Begin
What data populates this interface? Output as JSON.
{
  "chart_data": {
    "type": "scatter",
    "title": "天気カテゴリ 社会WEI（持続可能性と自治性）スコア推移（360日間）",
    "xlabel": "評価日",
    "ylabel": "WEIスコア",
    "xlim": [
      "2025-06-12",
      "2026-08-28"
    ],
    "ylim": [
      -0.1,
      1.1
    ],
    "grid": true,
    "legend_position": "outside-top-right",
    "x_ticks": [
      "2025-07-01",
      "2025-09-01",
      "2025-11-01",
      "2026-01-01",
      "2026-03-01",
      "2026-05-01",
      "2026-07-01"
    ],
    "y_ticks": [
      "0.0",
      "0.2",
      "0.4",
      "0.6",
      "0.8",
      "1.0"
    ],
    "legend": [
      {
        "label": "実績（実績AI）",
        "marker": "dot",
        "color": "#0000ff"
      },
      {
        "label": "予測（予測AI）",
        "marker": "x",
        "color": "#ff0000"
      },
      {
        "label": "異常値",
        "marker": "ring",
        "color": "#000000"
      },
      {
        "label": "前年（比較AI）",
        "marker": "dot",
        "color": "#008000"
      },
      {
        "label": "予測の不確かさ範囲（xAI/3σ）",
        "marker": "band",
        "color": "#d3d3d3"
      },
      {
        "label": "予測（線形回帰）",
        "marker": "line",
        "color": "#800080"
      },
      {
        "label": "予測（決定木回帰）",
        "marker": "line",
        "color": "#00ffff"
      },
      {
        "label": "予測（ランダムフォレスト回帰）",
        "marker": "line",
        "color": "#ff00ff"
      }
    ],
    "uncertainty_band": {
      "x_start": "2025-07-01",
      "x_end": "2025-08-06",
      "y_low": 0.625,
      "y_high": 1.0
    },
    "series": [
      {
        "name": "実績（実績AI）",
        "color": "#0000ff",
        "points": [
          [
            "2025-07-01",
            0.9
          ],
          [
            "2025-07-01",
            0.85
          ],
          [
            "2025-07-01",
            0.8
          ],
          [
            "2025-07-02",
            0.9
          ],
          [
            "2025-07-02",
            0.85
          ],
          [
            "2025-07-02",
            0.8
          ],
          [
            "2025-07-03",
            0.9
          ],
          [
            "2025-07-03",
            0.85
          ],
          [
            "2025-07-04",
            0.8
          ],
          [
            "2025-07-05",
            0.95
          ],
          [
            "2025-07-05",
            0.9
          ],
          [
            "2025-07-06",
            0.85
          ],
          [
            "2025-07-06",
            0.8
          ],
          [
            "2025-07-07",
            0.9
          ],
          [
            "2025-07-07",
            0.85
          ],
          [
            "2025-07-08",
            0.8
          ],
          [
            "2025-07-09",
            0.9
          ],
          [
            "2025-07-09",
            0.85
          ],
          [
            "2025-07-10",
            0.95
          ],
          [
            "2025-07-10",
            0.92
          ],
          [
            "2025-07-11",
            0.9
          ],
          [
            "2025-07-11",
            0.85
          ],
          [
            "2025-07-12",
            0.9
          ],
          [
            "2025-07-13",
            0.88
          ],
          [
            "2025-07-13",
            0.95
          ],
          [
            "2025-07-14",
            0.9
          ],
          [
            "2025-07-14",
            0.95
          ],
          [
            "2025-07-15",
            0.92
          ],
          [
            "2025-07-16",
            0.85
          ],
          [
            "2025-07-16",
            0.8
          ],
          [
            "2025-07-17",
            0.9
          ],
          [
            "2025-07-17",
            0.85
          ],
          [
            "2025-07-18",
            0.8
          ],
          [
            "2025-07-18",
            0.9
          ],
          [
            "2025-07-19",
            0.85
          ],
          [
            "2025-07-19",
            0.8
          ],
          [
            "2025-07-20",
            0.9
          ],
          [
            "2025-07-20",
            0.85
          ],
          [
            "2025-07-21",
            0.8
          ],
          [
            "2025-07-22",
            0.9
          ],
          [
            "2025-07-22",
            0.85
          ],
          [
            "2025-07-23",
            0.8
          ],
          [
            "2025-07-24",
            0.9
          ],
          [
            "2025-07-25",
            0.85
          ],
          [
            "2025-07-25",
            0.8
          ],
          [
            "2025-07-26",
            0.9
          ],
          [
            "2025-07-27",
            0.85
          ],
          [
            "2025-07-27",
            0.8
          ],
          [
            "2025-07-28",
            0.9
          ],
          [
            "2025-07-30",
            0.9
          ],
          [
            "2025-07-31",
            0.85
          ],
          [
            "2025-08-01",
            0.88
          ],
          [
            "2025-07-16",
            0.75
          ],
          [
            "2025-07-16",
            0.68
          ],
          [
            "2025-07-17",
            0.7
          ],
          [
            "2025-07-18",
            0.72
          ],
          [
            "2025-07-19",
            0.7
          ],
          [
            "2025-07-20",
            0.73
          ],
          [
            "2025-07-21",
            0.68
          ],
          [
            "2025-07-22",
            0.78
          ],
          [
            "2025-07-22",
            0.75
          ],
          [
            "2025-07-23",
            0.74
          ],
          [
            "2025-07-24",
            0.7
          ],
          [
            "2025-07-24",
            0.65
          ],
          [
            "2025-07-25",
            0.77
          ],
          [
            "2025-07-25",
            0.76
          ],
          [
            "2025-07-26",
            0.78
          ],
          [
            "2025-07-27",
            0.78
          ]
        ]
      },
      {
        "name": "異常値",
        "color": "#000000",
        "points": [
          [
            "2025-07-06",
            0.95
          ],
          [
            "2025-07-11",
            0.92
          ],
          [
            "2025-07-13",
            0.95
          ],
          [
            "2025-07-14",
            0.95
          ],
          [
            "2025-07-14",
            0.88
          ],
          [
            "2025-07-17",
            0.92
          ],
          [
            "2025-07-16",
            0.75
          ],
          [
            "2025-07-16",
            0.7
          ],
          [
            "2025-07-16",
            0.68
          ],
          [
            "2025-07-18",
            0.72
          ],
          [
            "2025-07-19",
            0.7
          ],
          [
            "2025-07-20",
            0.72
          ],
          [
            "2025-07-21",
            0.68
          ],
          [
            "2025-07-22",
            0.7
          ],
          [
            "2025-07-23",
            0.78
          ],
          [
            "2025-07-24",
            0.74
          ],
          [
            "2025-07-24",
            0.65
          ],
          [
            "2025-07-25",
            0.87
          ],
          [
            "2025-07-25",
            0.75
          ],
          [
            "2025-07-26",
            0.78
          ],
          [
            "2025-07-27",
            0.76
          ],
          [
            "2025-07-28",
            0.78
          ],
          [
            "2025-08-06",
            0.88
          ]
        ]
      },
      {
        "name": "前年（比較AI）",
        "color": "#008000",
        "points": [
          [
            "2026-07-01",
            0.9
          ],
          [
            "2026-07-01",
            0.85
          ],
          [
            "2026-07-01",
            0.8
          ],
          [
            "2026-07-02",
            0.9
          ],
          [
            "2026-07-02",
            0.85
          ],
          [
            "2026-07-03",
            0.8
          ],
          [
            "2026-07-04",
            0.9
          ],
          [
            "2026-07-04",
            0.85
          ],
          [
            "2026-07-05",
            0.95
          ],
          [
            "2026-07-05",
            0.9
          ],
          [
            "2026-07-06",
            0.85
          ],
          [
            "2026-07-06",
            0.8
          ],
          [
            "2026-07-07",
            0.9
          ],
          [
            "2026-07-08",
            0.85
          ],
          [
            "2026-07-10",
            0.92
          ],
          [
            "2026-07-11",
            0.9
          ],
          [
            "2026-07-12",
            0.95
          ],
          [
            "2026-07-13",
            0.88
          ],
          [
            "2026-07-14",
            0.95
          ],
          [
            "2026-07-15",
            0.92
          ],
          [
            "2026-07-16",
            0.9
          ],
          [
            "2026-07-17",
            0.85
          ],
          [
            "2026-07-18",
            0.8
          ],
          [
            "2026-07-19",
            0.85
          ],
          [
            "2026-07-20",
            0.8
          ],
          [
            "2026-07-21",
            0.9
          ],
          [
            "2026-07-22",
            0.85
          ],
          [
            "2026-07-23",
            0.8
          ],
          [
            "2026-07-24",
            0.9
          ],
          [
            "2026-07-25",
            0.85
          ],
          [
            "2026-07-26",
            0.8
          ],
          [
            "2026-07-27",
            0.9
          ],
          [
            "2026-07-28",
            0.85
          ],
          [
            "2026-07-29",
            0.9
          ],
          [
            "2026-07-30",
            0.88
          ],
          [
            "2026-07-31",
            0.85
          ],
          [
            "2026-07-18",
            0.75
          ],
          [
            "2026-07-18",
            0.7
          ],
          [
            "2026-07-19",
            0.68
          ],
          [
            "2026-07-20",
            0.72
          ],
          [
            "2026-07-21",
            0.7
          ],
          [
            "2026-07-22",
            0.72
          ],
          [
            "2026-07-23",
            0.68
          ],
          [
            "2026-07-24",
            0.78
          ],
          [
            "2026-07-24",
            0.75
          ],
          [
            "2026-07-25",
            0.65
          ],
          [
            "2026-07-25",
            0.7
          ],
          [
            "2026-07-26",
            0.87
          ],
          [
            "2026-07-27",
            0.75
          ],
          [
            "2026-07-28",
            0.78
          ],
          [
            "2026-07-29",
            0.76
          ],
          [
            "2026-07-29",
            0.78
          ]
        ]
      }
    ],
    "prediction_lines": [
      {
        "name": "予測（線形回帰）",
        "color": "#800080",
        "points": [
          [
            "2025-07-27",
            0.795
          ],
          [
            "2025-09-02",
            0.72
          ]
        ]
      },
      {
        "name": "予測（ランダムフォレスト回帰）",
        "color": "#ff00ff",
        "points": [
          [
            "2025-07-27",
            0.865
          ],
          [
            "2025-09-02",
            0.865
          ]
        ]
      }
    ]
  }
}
End
Go through the records line by line and count those containing the string "name". Give only the total.

Written response:
5